# EXERCISE PROMPT
Search the entries below. Return every line that has "which" in it.

# RECORDS FOR PROCESSING

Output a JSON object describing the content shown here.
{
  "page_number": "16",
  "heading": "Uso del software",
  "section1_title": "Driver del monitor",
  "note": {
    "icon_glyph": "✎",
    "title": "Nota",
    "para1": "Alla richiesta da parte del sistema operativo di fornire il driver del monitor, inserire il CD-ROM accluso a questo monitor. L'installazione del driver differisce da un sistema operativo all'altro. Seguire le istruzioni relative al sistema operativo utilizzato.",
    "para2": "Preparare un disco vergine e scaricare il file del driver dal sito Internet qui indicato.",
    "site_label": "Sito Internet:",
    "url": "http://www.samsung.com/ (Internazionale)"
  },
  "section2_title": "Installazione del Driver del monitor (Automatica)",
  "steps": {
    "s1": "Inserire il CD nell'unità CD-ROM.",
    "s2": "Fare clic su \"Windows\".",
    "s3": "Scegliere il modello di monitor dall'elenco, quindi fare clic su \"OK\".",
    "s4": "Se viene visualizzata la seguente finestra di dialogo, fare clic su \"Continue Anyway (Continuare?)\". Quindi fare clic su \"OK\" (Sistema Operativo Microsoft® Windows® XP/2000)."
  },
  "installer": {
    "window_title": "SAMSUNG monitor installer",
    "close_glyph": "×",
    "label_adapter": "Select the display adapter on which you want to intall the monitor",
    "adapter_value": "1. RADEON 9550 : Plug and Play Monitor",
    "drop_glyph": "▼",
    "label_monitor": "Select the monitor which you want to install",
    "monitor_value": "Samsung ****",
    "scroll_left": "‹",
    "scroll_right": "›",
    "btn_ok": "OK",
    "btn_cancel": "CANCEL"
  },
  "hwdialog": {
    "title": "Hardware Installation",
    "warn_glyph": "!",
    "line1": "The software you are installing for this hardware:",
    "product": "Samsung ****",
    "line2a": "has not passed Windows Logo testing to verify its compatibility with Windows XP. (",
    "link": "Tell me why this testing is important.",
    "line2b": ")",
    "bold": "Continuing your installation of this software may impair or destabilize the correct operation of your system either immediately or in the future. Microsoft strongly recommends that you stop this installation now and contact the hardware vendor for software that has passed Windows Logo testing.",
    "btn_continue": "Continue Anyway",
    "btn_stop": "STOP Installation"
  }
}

# THE RESPONSE
    "label_adapter": "Select the display adapter on which you want to intall the monitor",
    "label_monitor": "Select the monitor which you want to install",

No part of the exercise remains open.